## Entries taken from a collection

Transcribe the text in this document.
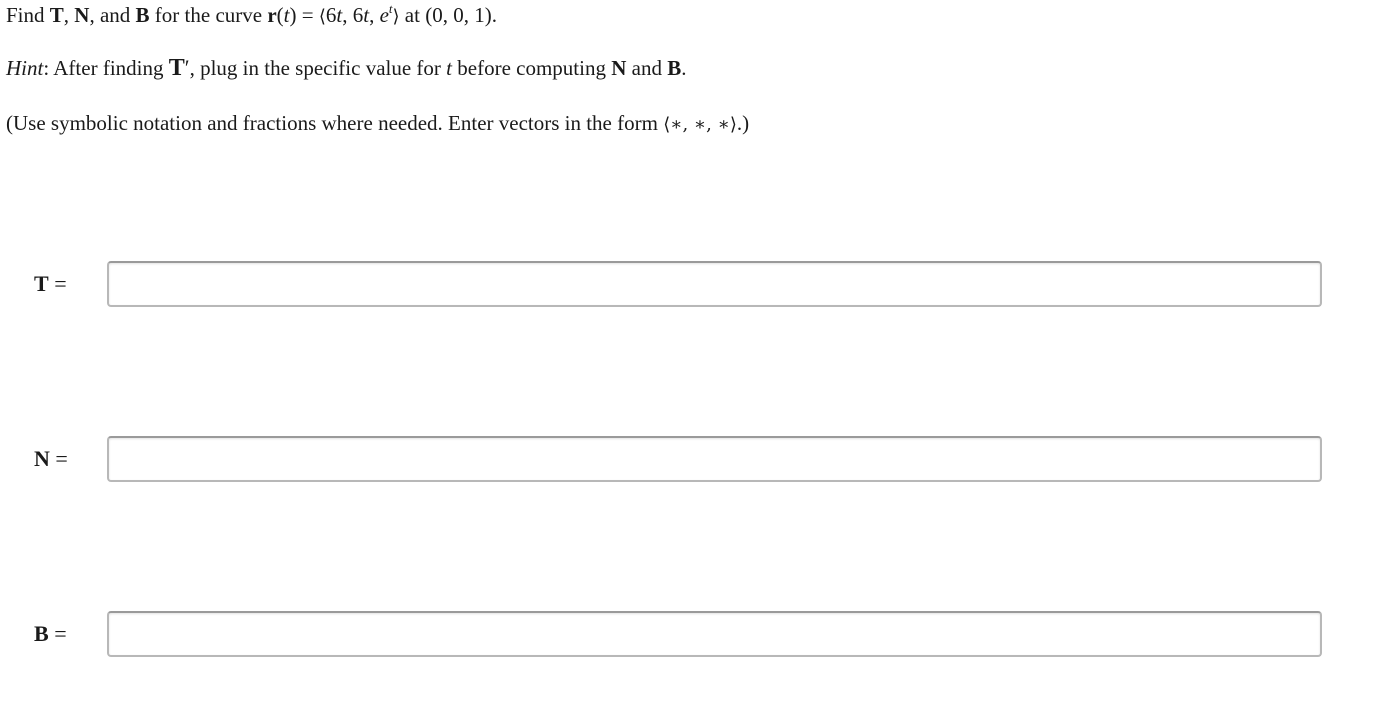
Find T, N, and B for the curve r(t) = ⟨6t, 6t, $e^t⟩$ at (0, 0, 1).
Hint: After finding T′, plug in the specific value for t before computing N and B.
(Use symbolic notation and fractions where needed. Enter vectors in the form ⟨∗, ∗, ∗⟩.)
T =
N =
B =
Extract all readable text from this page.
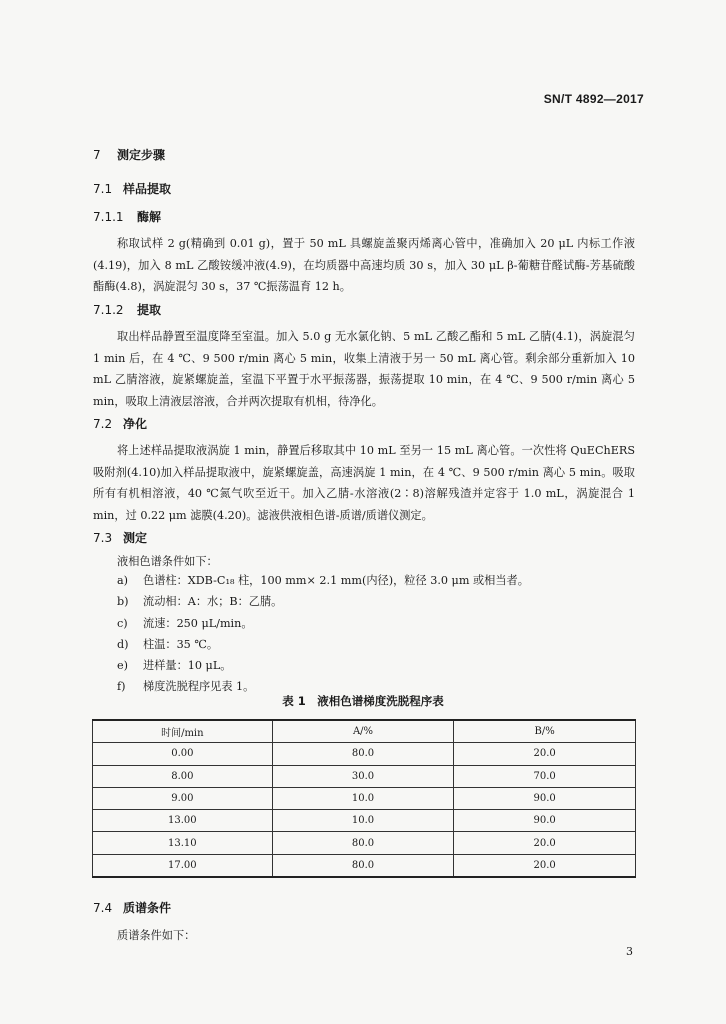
SN/T 4892—2017
7 测定步骤
7.1 样品提取
7.1.1 酶解

称取试样 2 g(精确到 0.01 g)，置于 50 mL 具螺旋盖聚丙烯离心管中，准确加入 20 μL 内标工作液(4.19)，加入 8 mL 乙酸铵缓冲液(4.9)，在均质器中高速均质 30 s，加入 30 μL β-葡糖苷醛试酶-芳基硫酸酯酶(4.8)，涡旋混匀 30 s，37 ℃振荡温育 12 h。

7.1.2 提取

取出样品静置至温度降至室温。加入 5.0 g 无水氯化钠、5 mL 乙酸乙酯和 5 mL 乙腈(4.1)，涡旋混匀 1 min 后，在 4 ℃、9 500 r/min 离心 5 min，收集上清液于另一 50 mL 离心管。剩余部分重新加入 10 mL 乙腈溶液，旋紧螺旋盖，室温下平置于水平振荡器，振荡提取 10 min，在 4 ℃、9 500 r/min 离心 5 min，吸取上清液层溶液，合并两次提取有机相，待净化。

7.2 净化

将上述样品提取液涡旋 1 min，静置后移取其中 10 mL 至另一 15 mL 离心管。一次性将 QuEChERS 吸附剂(4.10)加入样品提取液中，旋紧螺旋盖，高速涡旋 1 min，在 4 ℃、9 500 r/min 离心 5 min。吸取所有有机相溶液，40 ℃氮气吹至近干。加入乙腈-水溶液(2∶8)溶解残渣并定容于 1.0 mL，涡旋混合 1 min，过 0.22 μm 滤膜(4.20)。滤液供液相色谱-质谱/质谱仪测定。

7.3 测定
液相色谱条件如下：
a) 色谱柱：XDB-C₁₈ 柱，100 mm× 2.1 mm(内径)，粒径 3.0 μm 或相当者。
b) 流动相：A：水；B：乙腈。
c) 流速：250 μL/min。
d) 柱温：35 ℃。
e) 进样量：10 μL。
f) 梯度洗脱程序见表 1。
表 1　液相色谱梯度洗脱程序表
时间/min	A/%	B/%
0.00	80.0	20.0
8.00	30.0	70.0
9.00	10.0	90.0
13.00	10.0	90.0
13.10	80.0	20.0
17.00	80.0	20.0
7.4 质谱条件
质谱条件如下：
3
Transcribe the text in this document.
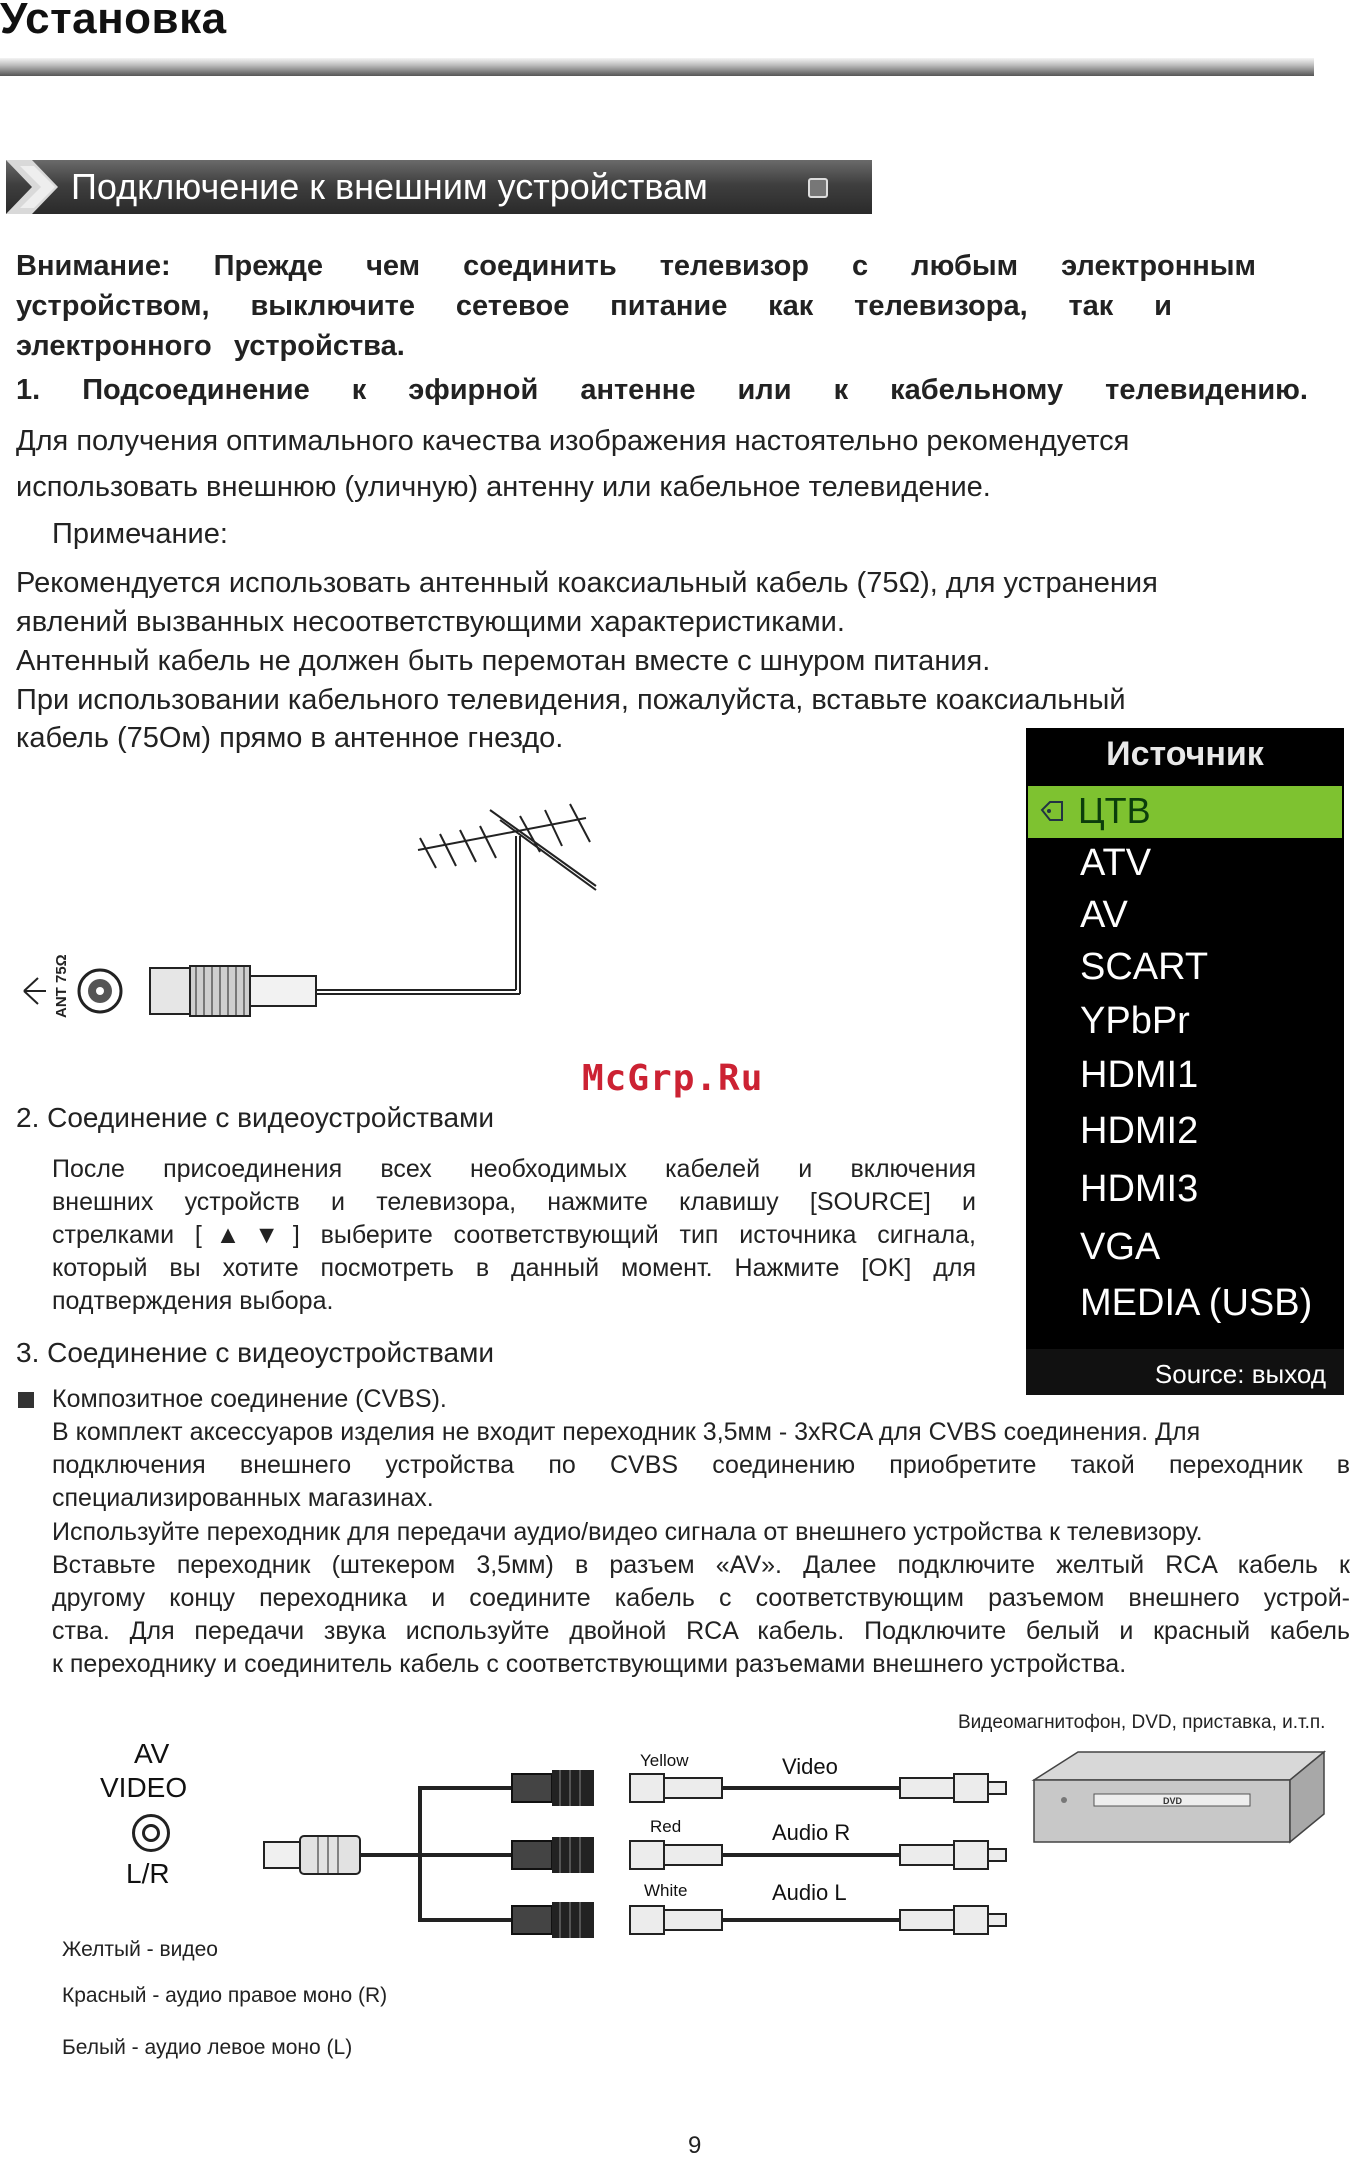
Установка
Подключение к внешним устройствам
Внимание: Прежде чем соединить телевизор с любым электронным
устройством, выключите сетевое питание как телевизора, так и
электронного устройства.
1. Подсоединение к эфирной антенне или к кабельному телевидению.
Для получения оптимального качества изображения настоятельно рекомендуется
использовать внешнюю (уличную) антенну или кабельное телевидение.
Примечание:
Рекомендуется использовать антенный коаксиальный кабель (75Ω), для устранения
явлений вызванных несоответствующими характеристиками.
Антенный кабель не должен быть перемотан вместе с шнуром питания.
При использовании кабельного телевидения, пожалуйста, вставьте коаксиальный
кабель (75Ом) прямо в антенное гнездо.
ANT 75Ω
Источник
ЦТВ
ATV
AV
SCART
YPbPr
HDMI1
HDMI2
HDMI3
VGA
MEDIA (USB)
Source: выход
McGrp.Ru
2. Соединение с видеоустройствами
После присоединения всех необходимых кабелей и включения
внешних устройств и телевизора, нажмите клавишу [SOURCE] и
стрелками [▲▼] выберите соответствующий тип источника сигнала,
который вы хотите посмотреть в данный момент. Нажмите [OK] для
подтверждения выбора.
3. Соединение с видеоустройствами
Композитное соединение (CVBS).
В комплект аксессуаров изделия не входит переходник 3,5мм - 3xRCA для CVBS соединения. Для
подключения внешнего устройства по CVBS соединению приобретите такой переходник в
специализированных магазинах.
Используйте переходник для передачи аудио/видео сигнала от внешнего устройства к телевизору.
Вставьте переходник (штекером 3,5мм) в разъем «AV». Далее подключите желтый RCA кабель к
другому концу переходника и соедините кабель с соответствующим разъемом внешнего устрой-
ства. Для передачи звука используйте двойной RCA кабель. Подключите белый и красный кабель
к переходнику и соединитель кабель с соответствующими разъемами внешнего устройства.
Видеомагнитофон, DVD, приставка, и.т.п.
AV
VIDEO
L/R
Yellow
Red
White
Video
Audio R
Audio L
DVD
Желтый - видео
Красный - аудио правое моно (R)
Белый - аудио левое моно (L)
9
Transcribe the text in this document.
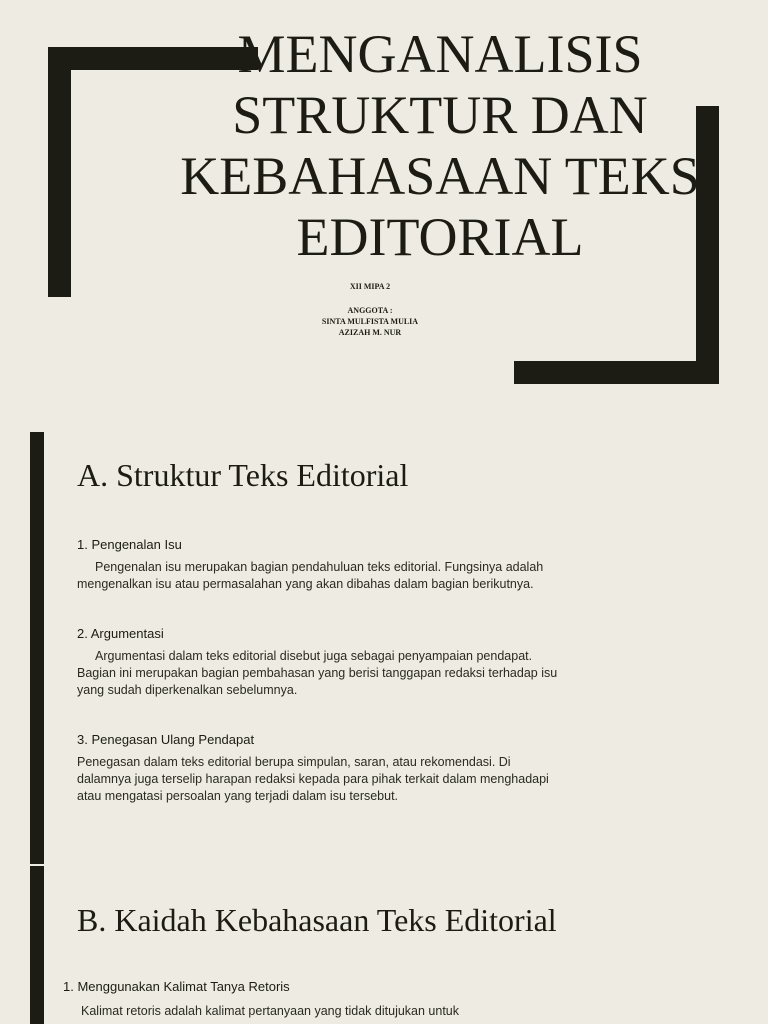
MENGANALISIS
STRUKTUR DAN
KEBAHASAAN TEKS
EDITORIAL
XII MIPA 2
ANGGOTA :
SINTA MULFISTA MULIA
AZIZAH M. NUR
A. Struktur Teks Editorial
1. Pengenalan Isu
Pengenalan isu merupakan bagian pendahuluan teks editorial. Fungsinya adalah
mengenalkan isu atau permasalahan yang akan dibahas dalam bagian berikutnya.
2. Argumentasi
Argumentasi dalam teks editorial disebut juga sebagai penyampaian pendapat.
Bagian ini merupakan bagian pembahasan yang berisi tanggapan redaksi terhadap isu
yang sudah diperkenalkan sebelumnya.
3. Penegasan Ulang Pendapat
Penegasan dalam teks editorial berupa simpulan, saran, atau rekomendasi. Di
dalamnya juga terselip harapan redaksi kepada para pihak terkait dalam menghadapi
atau mengatasi persoalan yang terjadi dalam isu tersebut.
B. Kaidah Kebahasaan Teks Editorial
1. Menggunakan Kalimat Tanya Retoris
Kalimat retoris adalah kalimat pertanyaan yang tidak ditujukan untuk
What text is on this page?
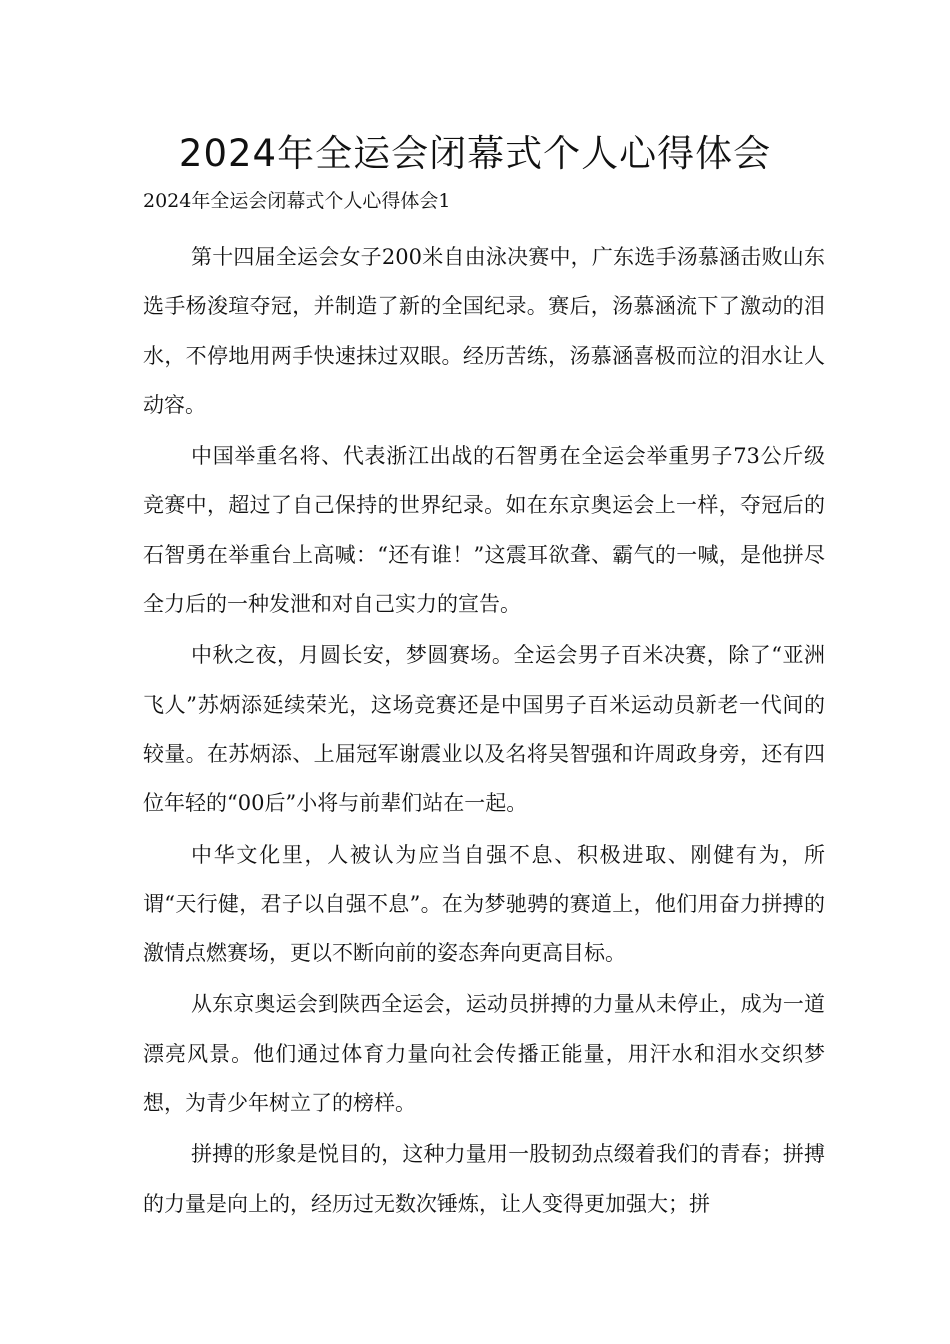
2024年全运会闭幕式个人心得体会

2024年全运会闭幕式个人心得体会1

第十四届全运会女子200米自由泳决赛中，广东选手汤慕涵击败山东选手杨浚瑄夺冠，并制造了新的全国纪录。赛后，汤慕涵流下了激动的泪水，不停地用两手快速抹过双眼。经历苦练，汤慕涵喜极而泣的泪水让人动容。

中国举重名将、代表浙江出战的石智勇在全运会举重男子73公斤级竞赛中，超过了自己保持的世界纪录。如在东京奥运会上一样，夺冠后的石智勇在举重台上高喊：“还有谁！”这震耳欲聋、霸气的一喊，是他拼尽全力后的一种发泄和对自己实力的宣告。

中秋之夜，月圆长安，梦圆赛场。全运会男子百米决赛，除了“亚洲飞人”苏炳添延续荣光，这场竞赛还是中国男子百米运动员新老一代间的较量。在苏炳添、上届冠军谢震业以及名将吴智强和许周政身旁，还有四位年轻的“00后”小将与前辈们站在一起。

中华文化里，人被认为应当自强不息、积极进取、刚健有为，所谓“天行健，君子以自强不息”。在为梦驰骋的赛道上，他们用奋力拼搏的激情点燃赛场，更以不断向前的姿态奔向更高目标。

从东京奥运会到陕西全运会，运动员拼搏的力量从未停止，成为一道漂亮风景。他们通过体育力量向社会传播正能量，用汗水和泪水交织梦想，为青少年树立了的榜样。

拼搏的形象是悦目的，这种力量用一股韧劲点缀着我们的青春；拼搏的力量是向上的，经历过无数次锤炼，让人变得更加强大；拼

## Objective
Report the number of lines above containing the word "涡旋混匀", with no other text.

## Result for this task
2